- _Instruction_:
Copy out each line that mentions the word "OLIVEIRA".

(Source data)
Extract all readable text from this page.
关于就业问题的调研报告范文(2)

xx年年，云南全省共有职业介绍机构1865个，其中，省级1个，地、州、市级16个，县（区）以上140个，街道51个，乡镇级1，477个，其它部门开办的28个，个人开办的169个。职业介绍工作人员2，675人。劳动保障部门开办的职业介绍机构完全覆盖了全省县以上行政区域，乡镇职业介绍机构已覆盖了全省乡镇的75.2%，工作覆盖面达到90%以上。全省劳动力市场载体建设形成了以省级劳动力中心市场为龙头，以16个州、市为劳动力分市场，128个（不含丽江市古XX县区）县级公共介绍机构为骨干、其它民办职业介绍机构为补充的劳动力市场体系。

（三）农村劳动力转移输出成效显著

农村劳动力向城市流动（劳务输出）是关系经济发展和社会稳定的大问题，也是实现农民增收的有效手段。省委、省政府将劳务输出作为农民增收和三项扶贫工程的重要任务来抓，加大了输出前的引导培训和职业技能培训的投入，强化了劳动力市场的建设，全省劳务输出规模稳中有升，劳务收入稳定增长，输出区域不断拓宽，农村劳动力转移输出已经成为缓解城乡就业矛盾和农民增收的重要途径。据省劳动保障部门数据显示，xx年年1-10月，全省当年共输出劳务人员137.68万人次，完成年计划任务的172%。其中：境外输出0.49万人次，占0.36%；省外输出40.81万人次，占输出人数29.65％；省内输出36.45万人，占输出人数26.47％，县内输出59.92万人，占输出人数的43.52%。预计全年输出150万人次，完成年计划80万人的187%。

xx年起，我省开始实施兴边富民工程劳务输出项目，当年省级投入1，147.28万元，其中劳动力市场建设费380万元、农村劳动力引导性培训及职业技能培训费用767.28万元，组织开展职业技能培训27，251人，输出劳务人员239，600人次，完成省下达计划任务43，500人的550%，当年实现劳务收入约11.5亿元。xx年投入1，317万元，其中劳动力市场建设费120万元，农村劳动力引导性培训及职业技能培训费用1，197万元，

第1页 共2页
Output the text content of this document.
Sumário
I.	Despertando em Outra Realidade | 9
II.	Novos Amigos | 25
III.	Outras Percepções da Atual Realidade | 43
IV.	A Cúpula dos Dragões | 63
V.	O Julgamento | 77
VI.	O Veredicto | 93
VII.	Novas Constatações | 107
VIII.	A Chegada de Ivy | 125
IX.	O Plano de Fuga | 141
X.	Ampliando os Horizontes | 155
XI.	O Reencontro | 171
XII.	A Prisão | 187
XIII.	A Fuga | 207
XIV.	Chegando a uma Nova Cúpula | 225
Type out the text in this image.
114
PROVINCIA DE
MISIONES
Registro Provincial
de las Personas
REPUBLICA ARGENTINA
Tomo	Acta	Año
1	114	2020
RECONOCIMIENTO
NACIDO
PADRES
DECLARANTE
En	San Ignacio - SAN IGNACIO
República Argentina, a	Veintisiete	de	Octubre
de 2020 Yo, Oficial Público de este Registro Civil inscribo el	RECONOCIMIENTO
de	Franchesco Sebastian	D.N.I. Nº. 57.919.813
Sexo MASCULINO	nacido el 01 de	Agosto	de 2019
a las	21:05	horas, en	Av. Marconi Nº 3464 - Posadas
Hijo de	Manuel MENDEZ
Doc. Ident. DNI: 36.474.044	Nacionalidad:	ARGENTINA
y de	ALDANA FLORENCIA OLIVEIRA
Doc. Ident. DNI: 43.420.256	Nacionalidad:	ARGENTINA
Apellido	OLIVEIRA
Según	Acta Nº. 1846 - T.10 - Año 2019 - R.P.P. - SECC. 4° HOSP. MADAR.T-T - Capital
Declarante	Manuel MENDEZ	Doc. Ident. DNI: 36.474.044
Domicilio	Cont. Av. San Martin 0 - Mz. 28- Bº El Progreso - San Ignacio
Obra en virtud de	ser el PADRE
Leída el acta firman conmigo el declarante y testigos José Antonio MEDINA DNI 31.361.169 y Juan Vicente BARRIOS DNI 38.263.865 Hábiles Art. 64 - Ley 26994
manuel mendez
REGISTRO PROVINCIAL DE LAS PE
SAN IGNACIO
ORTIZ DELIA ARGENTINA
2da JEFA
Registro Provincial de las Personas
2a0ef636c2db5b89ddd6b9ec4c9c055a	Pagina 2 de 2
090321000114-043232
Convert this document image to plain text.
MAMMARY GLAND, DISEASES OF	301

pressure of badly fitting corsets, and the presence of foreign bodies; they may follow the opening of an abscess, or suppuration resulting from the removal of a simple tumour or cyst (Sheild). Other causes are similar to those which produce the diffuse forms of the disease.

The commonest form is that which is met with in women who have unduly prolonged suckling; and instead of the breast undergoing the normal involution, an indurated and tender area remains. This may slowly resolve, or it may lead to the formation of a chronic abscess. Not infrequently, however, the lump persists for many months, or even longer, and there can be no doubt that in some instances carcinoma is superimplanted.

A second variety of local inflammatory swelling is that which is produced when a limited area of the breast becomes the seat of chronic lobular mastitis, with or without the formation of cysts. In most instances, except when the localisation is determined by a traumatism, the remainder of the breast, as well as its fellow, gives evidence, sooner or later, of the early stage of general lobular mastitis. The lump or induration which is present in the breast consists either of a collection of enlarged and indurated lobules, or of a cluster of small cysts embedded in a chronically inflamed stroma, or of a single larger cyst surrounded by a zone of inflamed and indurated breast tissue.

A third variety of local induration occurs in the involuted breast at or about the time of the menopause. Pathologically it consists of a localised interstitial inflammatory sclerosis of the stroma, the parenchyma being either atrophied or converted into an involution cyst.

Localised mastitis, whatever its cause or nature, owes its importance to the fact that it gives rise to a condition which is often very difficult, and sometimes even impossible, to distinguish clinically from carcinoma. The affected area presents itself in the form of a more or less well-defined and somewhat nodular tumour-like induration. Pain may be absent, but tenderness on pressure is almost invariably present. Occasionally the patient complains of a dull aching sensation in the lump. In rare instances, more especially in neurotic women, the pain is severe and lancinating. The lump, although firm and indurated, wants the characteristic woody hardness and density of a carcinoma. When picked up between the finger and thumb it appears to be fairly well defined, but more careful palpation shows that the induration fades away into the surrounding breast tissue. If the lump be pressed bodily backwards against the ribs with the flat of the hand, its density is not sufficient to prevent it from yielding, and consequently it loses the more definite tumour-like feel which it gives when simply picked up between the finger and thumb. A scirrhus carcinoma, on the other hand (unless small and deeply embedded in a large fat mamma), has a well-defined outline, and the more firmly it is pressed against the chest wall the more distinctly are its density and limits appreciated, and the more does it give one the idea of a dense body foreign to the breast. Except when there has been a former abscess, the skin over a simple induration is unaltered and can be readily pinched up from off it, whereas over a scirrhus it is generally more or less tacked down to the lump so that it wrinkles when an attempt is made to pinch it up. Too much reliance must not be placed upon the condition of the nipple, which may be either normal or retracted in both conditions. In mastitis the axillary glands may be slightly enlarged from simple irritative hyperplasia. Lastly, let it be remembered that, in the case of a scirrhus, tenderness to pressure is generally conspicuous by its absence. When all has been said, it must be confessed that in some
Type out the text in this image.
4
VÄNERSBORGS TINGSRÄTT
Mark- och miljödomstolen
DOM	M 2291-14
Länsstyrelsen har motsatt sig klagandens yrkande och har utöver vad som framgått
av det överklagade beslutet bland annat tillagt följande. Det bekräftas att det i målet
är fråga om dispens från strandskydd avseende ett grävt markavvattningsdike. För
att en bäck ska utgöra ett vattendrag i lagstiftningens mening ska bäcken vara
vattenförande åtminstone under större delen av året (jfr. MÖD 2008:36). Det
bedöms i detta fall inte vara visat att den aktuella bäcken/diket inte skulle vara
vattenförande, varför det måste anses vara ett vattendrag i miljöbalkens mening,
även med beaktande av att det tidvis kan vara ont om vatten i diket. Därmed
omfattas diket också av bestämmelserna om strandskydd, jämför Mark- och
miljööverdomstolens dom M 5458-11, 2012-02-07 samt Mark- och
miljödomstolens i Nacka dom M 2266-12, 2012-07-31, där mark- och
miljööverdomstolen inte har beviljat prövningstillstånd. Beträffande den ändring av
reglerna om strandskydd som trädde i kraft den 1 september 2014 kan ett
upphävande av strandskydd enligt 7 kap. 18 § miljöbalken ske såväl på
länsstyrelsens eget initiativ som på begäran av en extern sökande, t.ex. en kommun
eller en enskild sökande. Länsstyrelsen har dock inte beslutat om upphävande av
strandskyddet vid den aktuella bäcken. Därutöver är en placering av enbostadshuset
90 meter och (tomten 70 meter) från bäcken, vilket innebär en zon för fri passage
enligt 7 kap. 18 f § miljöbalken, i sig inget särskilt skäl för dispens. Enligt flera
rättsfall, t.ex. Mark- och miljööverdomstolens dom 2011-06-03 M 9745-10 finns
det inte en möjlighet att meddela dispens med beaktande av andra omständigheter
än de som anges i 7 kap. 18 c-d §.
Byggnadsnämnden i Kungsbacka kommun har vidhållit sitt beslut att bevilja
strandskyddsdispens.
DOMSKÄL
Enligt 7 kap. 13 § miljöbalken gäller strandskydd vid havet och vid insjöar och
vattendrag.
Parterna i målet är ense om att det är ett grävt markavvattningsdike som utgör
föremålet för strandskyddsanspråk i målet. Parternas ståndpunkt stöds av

- _Solution to this task_:
y de	ALDANA FLORENCIA OLIVEIRA
Apellido	OLIVEIRA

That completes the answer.